● **Problem description**
Set the data down again, exactly as it reads, but without the pictures.

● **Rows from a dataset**
---------------
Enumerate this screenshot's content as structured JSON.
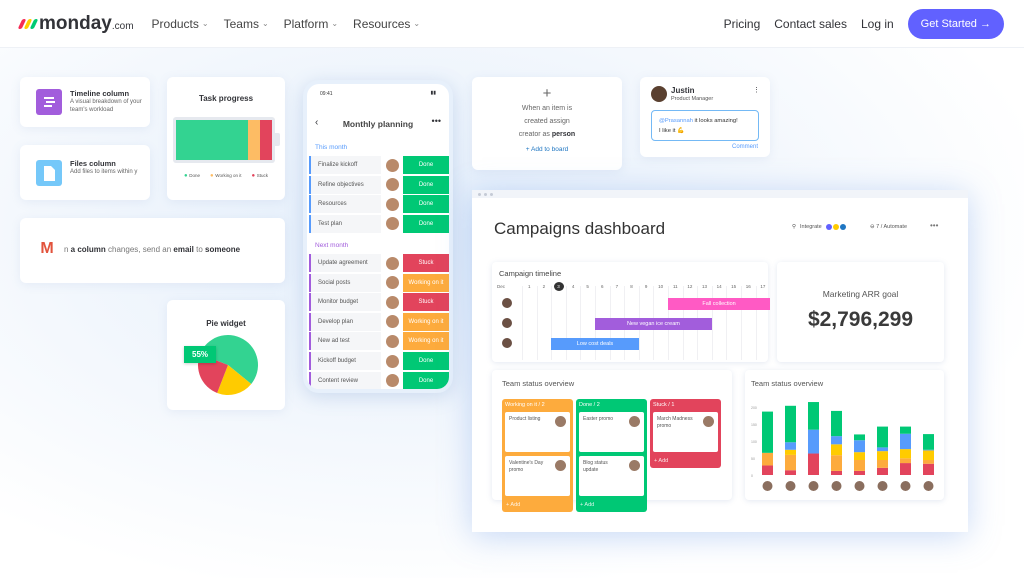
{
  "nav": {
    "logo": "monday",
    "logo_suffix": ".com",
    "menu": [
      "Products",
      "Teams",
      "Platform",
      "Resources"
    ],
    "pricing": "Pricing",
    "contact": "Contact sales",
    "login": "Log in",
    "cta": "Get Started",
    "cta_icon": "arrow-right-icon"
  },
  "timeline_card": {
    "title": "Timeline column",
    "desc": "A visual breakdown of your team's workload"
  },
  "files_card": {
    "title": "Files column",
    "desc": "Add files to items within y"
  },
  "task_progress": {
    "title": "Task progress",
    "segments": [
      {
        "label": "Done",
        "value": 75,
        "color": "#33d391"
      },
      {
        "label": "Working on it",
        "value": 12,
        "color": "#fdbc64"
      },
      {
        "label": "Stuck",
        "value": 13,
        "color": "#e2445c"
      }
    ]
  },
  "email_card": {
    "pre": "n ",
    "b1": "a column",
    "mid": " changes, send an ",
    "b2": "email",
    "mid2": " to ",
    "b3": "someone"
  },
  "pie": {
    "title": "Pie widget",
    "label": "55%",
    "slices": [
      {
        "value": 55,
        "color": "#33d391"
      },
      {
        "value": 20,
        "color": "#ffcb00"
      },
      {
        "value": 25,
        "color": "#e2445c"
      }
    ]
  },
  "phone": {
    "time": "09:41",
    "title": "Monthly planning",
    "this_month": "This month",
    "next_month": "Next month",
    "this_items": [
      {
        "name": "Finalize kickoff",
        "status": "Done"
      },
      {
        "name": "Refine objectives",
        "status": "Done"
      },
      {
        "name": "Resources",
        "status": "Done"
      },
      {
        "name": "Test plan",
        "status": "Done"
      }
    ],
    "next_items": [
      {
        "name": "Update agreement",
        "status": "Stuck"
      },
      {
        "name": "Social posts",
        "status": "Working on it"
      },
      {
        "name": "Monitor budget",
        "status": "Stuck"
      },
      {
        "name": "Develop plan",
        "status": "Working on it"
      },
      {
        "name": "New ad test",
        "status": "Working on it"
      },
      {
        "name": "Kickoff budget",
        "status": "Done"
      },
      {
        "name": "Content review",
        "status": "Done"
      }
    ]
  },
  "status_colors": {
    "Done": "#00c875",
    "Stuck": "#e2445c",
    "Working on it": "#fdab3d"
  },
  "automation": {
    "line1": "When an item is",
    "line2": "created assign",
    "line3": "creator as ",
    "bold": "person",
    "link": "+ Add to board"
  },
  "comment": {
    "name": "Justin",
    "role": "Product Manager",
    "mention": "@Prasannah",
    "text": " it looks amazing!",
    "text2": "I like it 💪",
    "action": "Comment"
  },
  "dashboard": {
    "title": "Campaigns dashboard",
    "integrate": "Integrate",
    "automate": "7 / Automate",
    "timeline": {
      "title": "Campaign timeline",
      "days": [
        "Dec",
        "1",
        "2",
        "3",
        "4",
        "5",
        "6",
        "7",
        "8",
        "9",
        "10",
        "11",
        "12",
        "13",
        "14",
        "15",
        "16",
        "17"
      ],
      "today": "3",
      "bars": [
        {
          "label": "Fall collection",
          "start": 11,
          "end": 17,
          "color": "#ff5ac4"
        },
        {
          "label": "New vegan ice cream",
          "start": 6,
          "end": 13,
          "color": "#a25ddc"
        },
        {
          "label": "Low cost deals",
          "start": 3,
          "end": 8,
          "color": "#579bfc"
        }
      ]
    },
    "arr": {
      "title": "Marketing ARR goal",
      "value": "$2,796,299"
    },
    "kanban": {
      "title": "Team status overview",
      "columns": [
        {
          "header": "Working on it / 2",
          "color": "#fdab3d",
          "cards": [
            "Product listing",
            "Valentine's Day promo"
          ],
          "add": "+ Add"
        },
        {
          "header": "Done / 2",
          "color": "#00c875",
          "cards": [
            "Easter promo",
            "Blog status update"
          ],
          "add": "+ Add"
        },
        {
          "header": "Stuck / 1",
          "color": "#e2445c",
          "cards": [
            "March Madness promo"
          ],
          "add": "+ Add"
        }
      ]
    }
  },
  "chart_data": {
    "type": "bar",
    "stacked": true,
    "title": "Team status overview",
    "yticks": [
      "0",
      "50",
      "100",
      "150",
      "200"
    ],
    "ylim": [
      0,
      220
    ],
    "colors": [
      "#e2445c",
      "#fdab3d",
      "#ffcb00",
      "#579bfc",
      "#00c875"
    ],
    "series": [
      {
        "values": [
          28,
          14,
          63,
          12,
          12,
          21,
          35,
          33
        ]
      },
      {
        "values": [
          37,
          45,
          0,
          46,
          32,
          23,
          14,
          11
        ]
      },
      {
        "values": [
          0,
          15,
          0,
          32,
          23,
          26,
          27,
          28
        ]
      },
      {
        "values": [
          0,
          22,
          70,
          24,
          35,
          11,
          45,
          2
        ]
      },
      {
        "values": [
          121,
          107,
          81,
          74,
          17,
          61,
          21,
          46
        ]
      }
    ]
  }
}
---------------
● **Task solution**
Enumerate this screenshot's content as structured JSON.
{
  "nav": {
    "logo": "monday",
    "logo_suffix": ".com",
    "menu": [
      "Products",
      "Teams",
      "Platform",
      "Resources"
    ],
    "pricing": "Pricing",
    "contact": "Contact sales",
    "login": "Log in",
    "cta": "Get Started",
    "cta_icon": "arrow-right-icon"
  },
  "timeline_card": {
    "title": "Timeline column",
    "desc": "A visual breakdown of your team's workload"
  },
  "files_card": {
    "title": "Files column",
    "desc": "Add files to items within y"
  },
  "task_progress": {
    "title": "Task progress",
    "segments": [
      {
        "label": "Done",
        "value": 75,
        "color": "#33d391"
      },
      {
        "label": "Working on it",
        "value": 12,
        "color": "#fdbc64"
      },
      {
        "label": "Stuck",
        "value": 13,
        "color": "#e2445c"
      }
    ]
  },
  "email_card": {
    "pre": "n ",
    "b1": "a column",
    "mid": " changes, send an ",
    "b2": "email",
    "mid2": " to ",
    "b3": "someone"
  },
  "pie": {
    "title": "Pie widget",
    "label": "55%",
    "slices": [
      {
        "value": 55,
        "color": "#33d391"
      },
      {
        "value": 20,
        "color": "#ffcb00"
      },
      {
        "value": 25,
        "color": "#e2445c"
      }
    ]
  },
  "phone": {
    "time": "09:41",
    "title": "Monthly planning",
    "this_month": "This month",
    "next_month": "Next month",
    "this_items": [
      {
        "name": "Finalize kickoff",
        "status": "Done"
      },
      {
        "name": "Refine objectives",
        "status": "Done"
      },
      {
        "name": "Resources",
        "status": "Done"
      },
      {
        "name": "Test plan",
        "status": "Done"
      }
    ],
    "next_items": [
      {
        "name": "Update agreement",
        "status": "Stuck"
      },
      {
        "name": "Social posts",
        "status": "Working on it"
      },
      {
        "name": "Monitor budget",
        "status": "Stuck"
      },
      {
        "name": "Develop plan",
        "status": "Working on it"
      },
      {
        "name": "New ad test",
        "status": "Working on it"
      },
      {
        "name": "Kickoff budget",
        "status": "Done"
      },
      {
        "name": "Content review",
        "status": "Done"
      }
    ]
  },
  "status_colors": {
    "Done": "#00c875",
    "Stuck": "#e2445c",
    "Working on it": "#fdab3d"
  },
  "automation": {
    "line1": "When an item is",
    "line2": "created assign",
    "line3": "creator as ",
    "bold": "person",
    "link": "+ Add to board"
  },
  "comment": {
    "name": "Justin",
    "role": "Product Manager",
    "mention": "@Prasannah",
    "text": " it looks amazing!",
    "text2": "I like it 💪",
    "action": "Comment"
  },
  "dashboard": {
    "title": "Campaigns dashboard",
    "integrate": "Integrate",
    "automate": "7 / Automate",
    "timeline": {
      "title": "Campaign timeline",
      "days": [
        "Dec",
        "1",
        "2",
        "3",
        "4",
        "5",
        "6",
        "7",
        "8",
        "9",
        "10",
        "11",
        "12",
        "13",
        "14",
        "15",
        "16",
        "17"
      ],
      "today": "3",
      "bars": [
        {
          "label": "Fall collection",
          "start": 11,
          "end": 17,
          "color": "#ff5ac4"
        },
        {
          "label": "New vegan ice cream",
          "start": 6,
          "end": 13,
          "color": "#a25ddc"
        },
        {
          "label": "Low cost deals",
          "start": 3,
          "end": 8,
          "color": "#579bfc"
        }
      ]
    },
    "arr": {
      "title": "Marketing ARR goal",
      "value": "$2,796,299"
    },
    "kanban": {
      "title": "Team status overview",
      "columns": [
        {
          "header": "Working on it / 2",
          "color": "#fdab3d",
          "cards": [
            "Product listing",
            "Valentine's Day promo"
          ],
          "add": "+ Add"
        },
        {
          "header": "Done / 2",
          "color": "#00c875",
          "cards": [
            "Easter promo",
            "Blog status update"
          ],
          "add": "+ Add"
        },
        {
          "header": "Stuck / 1",
          "color": "#e2445c",
          "cards": [
            "March Madness promo"
          ],
          "add": "+ Add"
        }
      ]
    }
  },
  "chart_data": {
    "type": "bar",
    "stacked": true,
    "title": "Team status overview",
    "yticks": [
      "0",
      "50",
      "100",
      "150",
      "200"
    ],
    "ylim": [
      0,
      220
    ],
    "colors": [
      "#e2445c",
      "#fdab3d",
      "#ffcb00",
      "#579bfc",
      "#00c875"
    ],
    "series": [
      {
        "values": [
          28,
          14,
          63,
          12,
          12,
          21,
          35,
          33
        ]
      },
      {
        "values": [
          37,
          45,
          0,
          46,
          32,
          23,
          14,
          11
        ]
      },
      {
        "values": [
          0,
          15,
          0,
          32,
          23,
          26,
          27,
          28
        ]
      },
      {
        "values": [
          0,
          22,
          70,
          24,
          35,
          11,
          45,
          2
        ]
      },
      {
        "values": [
          121,
          107,
          81,
          74,
          17,
          61,
          21,
          46
        ]
      }
    ]
  }
}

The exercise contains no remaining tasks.